■ Task brief ■
Print all the data, keeping every line exactly as it is.

■ Excerpted data ■

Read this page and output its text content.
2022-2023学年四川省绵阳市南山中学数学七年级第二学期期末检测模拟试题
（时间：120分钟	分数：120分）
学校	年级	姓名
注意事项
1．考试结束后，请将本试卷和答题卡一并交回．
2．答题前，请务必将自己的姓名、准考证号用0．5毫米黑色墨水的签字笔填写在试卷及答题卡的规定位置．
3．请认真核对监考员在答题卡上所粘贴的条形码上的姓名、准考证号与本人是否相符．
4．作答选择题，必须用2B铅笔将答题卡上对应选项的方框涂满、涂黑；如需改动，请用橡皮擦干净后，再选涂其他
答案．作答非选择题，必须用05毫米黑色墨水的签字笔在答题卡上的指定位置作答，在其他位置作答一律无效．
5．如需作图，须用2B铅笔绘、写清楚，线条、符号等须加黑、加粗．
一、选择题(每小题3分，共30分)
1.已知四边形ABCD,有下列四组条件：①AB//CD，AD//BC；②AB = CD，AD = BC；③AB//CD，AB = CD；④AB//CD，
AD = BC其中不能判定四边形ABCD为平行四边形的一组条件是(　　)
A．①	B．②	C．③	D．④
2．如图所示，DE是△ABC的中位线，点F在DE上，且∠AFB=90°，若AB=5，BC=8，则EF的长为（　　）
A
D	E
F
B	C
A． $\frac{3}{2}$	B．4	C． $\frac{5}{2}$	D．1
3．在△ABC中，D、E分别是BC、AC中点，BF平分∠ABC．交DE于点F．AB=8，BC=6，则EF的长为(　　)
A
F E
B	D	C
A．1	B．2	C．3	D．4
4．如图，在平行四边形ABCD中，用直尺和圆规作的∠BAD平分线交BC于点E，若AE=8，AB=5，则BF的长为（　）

■ Full solution ■
Read this page and output its text content.
2022-2023学年四川省绵阳市南山中学数学七年级第二学期期末检测模拟试题
（时间：120分钟	分数：120分）
学校	年级	姓名
注意事项
1．考试结束后，请将本试卷和答题卡一并交回．
2．答题前，请务必将自己的姓名、准考证号用0．5毫米黑色墨水的签字笔填写在试卷及答题卡的规定位置．
3．请认真核对监考员在答题卡上所粘贴的条形码上的姓名、准考证号与本人是否相符．
4．作答选择题，必须用2B铅笔将答题卡上对应选项的方框涂满、涂黑；如需改动，请用橡皮擦干净后，再选涂其他
答案．作答非选择题，必须用05毫米黑色墨水的签字笔在答题卡上的指定位置作答，在其他位置作答一律无效．
5．如需作图，须用2B铅笔绘、写清楚，线条、符号等须加黑、加粗．
一、选择题(每小题3分，共30分)
1.已知四边形ABCD,有下列四组条件：①AB//CD，AD//BC；②AB = CD，AD = BC；③AB//CD，AB = CD；④AB//CD，
AD = BC其中不能判定四边形ABCD为平行四边形的一组条件是(　　)
A．①	B．②	C．③	D．④
2．如图所示，DE是△ABC的中位线，点F在DE上，且∠AFB=90°，若AB=5，BC=8，则EF的长为（　　）
A
D	E
F
B	C
A． $\frac{3}{2}$	B．4	C． $\frac{5}{2}$	D．1
3．在△ABC中，D、E分别是BC、AC中点，BF平分∠ABC．交DE于点F．AB=8，BC=6，则EF的长为(　　)
A
F E
B	D	C
A．1	B．2	C．3	D．4
4．如图，在平行四边形ABCD中，用直尺和圆规作的∠BAD平分线交BC于点E，若AE=8，AB=5，则BF的长为（　）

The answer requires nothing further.